» **EXERCISE**
Quote the data word for word, from its first line through the line containing "damage-value: 163700 — [161, 202, 293, 237]", including both ends.

____ ITEMS

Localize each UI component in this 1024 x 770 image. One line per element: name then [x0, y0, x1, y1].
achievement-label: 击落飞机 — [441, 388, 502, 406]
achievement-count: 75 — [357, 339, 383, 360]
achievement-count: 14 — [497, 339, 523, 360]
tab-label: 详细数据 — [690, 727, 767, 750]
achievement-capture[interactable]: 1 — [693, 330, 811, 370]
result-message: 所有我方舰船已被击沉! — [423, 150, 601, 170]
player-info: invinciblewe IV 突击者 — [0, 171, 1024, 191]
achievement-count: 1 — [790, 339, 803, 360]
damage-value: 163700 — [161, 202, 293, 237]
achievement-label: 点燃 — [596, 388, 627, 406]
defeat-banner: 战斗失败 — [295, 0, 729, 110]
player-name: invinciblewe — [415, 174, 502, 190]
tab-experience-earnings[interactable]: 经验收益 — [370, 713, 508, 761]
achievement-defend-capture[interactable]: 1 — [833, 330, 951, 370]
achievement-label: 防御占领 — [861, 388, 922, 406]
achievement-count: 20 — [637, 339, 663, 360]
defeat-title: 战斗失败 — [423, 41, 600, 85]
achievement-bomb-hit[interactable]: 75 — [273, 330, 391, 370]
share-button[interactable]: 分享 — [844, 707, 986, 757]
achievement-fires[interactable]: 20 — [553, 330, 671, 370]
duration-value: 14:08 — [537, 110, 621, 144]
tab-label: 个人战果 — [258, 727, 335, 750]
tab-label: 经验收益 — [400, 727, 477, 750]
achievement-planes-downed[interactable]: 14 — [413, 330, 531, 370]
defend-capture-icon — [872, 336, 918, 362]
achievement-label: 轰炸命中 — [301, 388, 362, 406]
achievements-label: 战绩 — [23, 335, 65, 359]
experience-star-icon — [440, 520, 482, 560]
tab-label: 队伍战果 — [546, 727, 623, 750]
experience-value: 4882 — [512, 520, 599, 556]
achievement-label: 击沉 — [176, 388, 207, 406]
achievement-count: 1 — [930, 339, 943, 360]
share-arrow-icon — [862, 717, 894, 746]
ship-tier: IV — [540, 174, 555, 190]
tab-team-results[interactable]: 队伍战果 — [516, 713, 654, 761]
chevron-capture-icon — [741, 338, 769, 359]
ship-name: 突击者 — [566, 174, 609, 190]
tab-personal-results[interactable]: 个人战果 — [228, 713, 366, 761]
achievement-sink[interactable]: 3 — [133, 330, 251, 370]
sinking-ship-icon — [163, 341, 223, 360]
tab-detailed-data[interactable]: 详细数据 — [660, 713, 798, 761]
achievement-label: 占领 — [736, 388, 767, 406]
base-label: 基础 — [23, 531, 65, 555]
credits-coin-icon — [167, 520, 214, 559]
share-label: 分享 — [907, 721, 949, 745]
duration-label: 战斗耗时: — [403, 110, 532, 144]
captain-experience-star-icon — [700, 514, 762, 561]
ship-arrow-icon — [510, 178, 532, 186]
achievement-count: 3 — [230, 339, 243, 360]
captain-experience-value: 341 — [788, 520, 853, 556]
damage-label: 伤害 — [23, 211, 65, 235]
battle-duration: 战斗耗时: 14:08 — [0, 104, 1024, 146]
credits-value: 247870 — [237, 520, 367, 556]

________

» **RESULT OF THIS TASK**
Localize each UI component in this 1024 x 770 image. One line per element: name then [x0, y0, x1, y1].
achievement-label: 击落飞机 — [441, 388, 502, 406]
achievement-count: 75 — [357, 339, 383, 360]
achievement-count: 14 — [497, 339, 523, 360]
tab-label: 详细数据 — [690, 727, 767, 750]
achievement-capture[interactable]: 1 — [693, 330, 811, 370]
result-message: 所有我方舰船已被击沉! — [423, 150, 601, 170]
player-info: invinciblewe IV 突击者 — [0, 171, 1024, 191]
achievement-count: 1 — [790, 339, 803, 360]
damage-value: 163700 — [161, 202, 293, 237]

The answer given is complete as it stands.